** Exercise instructions **
The lines you need are those holding the word "data"; pull them from the material.
-- Material for this task follows --
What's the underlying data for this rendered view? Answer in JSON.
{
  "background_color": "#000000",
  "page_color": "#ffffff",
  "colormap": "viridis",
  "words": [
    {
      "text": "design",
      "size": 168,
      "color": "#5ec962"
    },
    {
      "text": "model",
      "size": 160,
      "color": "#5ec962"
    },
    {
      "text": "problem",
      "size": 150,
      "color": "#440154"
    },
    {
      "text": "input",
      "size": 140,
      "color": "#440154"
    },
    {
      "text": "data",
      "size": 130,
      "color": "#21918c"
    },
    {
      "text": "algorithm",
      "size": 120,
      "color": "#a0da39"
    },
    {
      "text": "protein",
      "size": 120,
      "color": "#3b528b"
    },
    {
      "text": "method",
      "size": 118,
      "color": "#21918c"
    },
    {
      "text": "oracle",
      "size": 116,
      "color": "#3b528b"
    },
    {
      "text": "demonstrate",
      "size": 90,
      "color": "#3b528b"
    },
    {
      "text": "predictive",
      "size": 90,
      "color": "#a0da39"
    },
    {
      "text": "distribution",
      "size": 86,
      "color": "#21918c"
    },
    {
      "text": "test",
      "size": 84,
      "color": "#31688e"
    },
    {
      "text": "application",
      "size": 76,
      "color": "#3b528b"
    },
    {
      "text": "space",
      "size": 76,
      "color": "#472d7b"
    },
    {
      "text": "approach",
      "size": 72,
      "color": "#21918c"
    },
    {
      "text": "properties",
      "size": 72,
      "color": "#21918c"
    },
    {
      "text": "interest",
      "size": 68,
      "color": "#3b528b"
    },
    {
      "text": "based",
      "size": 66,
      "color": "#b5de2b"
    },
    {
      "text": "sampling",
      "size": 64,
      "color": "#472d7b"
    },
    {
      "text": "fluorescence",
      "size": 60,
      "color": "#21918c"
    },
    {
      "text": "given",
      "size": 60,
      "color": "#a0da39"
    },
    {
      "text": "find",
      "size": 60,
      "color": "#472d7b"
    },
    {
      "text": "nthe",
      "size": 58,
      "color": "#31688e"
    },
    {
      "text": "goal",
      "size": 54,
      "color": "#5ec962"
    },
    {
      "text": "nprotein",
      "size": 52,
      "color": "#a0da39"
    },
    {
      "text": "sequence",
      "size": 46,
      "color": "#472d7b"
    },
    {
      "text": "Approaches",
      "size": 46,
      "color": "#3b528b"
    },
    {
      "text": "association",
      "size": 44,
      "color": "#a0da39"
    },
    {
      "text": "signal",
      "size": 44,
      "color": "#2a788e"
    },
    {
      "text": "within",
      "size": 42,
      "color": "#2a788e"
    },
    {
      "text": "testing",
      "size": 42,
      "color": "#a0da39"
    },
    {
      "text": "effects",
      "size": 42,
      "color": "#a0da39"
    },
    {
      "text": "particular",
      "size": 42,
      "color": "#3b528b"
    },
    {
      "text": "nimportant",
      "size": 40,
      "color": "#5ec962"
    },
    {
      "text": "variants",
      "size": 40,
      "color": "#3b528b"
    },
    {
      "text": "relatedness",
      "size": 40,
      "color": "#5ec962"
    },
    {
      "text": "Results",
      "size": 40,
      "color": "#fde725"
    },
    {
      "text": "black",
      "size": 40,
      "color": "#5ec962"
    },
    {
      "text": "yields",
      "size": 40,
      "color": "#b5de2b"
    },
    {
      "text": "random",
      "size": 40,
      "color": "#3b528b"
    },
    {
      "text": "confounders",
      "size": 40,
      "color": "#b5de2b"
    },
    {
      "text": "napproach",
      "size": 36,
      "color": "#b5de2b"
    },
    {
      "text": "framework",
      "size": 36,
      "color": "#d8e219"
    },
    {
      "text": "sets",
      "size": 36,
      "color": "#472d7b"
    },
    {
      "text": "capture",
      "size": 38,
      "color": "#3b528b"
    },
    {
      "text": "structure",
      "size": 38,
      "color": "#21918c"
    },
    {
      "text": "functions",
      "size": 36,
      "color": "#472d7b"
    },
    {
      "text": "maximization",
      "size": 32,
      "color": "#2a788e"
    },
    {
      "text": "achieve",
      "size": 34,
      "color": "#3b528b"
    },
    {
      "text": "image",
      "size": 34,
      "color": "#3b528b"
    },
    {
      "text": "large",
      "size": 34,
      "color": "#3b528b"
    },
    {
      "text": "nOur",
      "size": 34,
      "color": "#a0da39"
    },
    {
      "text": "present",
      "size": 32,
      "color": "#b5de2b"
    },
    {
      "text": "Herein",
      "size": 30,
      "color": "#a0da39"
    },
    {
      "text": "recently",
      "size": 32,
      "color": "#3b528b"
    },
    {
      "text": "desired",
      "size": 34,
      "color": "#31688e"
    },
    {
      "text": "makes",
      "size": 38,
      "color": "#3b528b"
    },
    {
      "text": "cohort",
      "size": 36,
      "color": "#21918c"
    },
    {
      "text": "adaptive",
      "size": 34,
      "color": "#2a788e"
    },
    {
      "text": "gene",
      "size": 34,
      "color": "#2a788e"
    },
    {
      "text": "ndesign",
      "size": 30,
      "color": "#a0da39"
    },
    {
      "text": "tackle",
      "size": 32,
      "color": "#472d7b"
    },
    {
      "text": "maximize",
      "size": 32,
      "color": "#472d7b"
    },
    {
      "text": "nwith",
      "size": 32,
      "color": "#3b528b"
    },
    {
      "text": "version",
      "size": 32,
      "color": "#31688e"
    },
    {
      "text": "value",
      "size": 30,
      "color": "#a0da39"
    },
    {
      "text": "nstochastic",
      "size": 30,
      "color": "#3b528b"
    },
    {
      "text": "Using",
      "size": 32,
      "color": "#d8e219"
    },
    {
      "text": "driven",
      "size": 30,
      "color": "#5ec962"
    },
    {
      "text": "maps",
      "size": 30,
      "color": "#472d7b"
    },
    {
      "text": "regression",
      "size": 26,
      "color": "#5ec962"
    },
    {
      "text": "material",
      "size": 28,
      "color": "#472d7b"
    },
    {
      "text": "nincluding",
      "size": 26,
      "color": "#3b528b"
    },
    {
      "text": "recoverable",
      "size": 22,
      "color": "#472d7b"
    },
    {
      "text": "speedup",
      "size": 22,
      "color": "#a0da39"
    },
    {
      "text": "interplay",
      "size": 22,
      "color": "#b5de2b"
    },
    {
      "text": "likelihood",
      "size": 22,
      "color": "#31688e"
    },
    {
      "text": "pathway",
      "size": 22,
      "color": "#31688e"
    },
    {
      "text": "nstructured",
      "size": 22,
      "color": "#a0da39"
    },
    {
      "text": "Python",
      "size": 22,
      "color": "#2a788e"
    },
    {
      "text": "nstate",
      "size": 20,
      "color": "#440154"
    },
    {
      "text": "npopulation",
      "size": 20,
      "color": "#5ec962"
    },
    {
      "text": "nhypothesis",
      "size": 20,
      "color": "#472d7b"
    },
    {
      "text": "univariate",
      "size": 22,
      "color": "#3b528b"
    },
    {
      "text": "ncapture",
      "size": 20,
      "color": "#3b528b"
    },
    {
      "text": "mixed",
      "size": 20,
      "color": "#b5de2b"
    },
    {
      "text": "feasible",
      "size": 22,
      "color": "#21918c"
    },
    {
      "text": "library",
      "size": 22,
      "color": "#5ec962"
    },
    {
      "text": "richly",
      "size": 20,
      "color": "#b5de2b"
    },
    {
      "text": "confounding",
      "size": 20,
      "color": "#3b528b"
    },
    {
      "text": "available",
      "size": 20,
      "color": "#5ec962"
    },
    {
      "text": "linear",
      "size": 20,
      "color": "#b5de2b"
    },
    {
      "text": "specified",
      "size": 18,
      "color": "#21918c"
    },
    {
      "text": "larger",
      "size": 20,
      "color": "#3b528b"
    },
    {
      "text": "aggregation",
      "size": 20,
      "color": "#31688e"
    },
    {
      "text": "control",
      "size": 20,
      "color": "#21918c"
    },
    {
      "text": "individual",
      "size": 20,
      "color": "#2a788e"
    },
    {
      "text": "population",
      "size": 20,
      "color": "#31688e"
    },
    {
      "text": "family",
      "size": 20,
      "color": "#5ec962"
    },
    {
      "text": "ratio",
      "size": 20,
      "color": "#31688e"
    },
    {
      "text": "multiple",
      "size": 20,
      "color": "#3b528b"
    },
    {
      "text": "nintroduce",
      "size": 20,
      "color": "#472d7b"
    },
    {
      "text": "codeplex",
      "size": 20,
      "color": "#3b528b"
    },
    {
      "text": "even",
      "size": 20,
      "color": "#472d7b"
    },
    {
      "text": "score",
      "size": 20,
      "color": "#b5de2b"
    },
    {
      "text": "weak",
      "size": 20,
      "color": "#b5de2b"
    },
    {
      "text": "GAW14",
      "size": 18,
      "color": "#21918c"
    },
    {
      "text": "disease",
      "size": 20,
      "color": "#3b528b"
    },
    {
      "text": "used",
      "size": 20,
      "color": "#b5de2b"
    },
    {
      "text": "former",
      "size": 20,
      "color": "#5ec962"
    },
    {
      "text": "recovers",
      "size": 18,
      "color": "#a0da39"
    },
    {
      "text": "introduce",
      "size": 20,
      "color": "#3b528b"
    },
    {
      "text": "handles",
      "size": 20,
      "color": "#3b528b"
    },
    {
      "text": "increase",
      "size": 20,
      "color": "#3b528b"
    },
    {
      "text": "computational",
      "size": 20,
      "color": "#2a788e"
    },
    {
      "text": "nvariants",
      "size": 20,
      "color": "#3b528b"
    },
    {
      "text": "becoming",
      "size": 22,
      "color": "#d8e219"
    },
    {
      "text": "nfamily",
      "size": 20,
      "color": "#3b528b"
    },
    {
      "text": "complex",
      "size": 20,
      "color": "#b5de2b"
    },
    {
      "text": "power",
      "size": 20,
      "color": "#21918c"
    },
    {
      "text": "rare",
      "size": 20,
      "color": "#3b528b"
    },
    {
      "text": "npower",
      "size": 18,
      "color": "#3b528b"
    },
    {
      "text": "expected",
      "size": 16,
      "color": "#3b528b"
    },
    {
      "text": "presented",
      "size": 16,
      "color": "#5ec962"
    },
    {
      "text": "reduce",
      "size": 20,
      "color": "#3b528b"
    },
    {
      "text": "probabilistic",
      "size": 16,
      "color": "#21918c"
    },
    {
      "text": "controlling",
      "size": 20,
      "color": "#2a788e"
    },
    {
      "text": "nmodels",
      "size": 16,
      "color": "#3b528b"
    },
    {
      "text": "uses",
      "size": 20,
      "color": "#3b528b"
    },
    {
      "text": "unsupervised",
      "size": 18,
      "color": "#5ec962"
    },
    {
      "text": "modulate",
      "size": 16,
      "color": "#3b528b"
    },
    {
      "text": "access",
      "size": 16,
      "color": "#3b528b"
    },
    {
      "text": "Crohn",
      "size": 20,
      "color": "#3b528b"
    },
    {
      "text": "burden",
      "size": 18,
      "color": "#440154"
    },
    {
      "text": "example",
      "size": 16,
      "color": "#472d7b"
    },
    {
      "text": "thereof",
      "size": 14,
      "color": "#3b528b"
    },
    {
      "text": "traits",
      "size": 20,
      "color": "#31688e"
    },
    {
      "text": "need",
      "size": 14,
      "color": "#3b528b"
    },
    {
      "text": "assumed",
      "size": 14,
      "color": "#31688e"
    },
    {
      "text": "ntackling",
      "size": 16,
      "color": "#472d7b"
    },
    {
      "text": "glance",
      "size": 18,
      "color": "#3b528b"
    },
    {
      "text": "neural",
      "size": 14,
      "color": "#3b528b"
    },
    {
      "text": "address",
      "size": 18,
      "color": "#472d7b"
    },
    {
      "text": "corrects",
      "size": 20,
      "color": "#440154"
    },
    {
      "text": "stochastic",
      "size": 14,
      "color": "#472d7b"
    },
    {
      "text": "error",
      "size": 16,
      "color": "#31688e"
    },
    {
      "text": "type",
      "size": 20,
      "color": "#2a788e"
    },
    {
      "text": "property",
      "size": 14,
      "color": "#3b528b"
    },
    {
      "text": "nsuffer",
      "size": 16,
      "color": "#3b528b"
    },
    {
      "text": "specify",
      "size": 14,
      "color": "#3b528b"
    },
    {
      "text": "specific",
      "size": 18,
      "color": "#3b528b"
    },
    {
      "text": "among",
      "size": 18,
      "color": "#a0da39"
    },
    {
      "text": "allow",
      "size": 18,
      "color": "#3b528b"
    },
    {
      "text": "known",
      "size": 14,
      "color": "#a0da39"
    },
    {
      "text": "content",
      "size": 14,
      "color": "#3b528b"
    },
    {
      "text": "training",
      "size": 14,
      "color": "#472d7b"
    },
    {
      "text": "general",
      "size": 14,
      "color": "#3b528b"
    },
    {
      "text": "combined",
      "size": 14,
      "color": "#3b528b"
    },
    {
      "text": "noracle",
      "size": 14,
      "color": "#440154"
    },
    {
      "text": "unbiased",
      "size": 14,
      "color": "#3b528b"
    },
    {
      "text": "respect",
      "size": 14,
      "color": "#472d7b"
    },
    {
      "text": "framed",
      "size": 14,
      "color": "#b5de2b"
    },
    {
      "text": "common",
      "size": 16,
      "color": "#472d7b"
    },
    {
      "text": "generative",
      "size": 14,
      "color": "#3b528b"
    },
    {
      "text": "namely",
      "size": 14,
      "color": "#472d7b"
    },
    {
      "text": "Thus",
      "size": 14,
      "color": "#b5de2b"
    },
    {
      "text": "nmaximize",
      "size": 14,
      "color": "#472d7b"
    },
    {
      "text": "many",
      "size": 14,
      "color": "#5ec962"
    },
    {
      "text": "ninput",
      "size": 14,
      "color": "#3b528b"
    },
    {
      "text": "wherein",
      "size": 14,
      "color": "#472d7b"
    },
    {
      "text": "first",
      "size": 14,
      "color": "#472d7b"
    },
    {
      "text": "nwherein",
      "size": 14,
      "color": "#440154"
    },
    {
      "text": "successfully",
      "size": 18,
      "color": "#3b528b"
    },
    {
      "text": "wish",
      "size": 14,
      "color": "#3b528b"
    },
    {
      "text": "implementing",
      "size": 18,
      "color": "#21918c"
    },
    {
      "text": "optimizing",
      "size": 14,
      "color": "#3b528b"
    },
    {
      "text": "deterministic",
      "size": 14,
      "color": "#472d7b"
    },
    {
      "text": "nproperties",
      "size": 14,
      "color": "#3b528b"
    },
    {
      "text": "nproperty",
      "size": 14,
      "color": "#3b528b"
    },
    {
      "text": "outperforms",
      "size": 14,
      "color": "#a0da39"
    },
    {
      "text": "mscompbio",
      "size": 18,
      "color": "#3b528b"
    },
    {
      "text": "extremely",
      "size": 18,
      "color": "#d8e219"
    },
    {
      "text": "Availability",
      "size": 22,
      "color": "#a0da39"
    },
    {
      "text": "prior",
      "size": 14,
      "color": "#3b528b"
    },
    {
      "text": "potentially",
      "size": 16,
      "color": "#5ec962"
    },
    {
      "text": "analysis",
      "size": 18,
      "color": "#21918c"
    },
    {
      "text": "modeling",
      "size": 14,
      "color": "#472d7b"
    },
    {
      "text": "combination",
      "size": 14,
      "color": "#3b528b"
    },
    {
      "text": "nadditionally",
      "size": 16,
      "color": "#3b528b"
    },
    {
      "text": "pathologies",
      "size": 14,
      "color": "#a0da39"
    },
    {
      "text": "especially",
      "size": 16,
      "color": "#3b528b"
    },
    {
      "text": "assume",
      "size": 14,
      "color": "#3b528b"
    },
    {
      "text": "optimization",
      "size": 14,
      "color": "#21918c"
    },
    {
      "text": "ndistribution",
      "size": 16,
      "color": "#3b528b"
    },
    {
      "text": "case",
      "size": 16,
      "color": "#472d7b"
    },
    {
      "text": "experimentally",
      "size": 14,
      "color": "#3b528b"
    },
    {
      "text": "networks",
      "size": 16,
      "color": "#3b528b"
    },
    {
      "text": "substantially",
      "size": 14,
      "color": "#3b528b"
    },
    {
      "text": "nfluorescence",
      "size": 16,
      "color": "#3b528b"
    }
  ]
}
-- Material for this task concluded --
** Answer to the exercise **
What's the underlying data for this rendered view? Answer in JSON.
      "text": "data",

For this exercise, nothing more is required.